• Direction
Each line containing the word "colors" should be found and copied.

◇ ◇ ◇ ◇

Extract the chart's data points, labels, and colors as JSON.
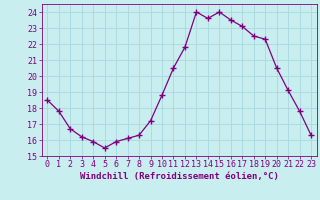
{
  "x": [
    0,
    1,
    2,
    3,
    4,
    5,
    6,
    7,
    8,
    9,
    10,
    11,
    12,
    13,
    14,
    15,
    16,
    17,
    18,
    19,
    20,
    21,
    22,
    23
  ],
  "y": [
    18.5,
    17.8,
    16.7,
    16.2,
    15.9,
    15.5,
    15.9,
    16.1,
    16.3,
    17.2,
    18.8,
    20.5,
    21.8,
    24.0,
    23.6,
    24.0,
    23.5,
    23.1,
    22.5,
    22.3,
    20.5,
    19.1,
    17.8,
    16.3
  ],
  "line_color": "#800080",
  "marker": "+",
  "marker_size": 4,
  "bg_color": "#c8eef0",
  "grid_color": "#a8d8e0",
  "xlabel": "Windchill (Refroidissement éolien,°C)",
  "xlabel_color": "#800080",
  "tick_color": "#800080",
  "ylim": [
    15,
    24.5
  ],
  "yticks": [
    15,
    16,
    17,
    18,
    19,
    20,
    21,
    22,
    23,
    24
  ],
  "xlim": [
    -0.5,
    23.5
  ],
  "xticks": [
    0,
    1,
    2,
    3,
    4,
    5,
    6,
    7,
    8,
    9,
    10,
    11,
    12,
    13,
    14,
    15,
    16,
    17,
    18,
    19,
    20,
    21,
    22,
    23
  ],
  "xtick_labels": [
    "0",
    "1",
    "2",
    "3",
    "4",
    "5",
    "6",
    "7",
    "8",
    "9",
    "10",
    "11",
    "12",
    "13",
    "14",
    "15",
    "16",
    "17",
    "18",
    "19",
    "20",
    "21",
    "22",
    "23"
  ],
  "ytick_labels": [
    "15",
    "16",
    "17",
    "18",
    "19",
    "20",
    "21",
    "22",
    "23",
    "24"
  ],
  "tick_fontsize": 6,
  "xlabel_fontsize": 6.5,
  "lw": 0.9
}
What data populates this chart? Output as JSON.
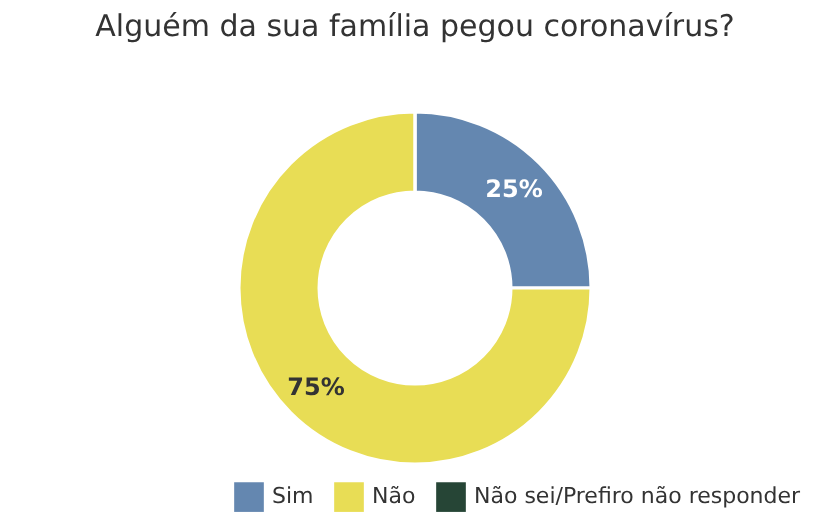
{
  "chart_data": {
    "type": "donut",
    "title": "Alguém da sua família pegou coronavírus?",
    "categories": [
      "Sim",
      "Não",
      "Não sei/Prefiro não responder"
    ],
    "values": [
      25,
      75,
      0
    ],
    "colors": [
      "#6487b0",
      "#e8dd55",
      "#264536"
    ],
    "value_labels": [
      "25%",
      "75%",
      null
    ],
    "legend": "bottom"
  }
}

◇ ◇ ◇ ◇

• Expected answer
Extract the chart's data points, labels, and colors as JSON.
    "colors": [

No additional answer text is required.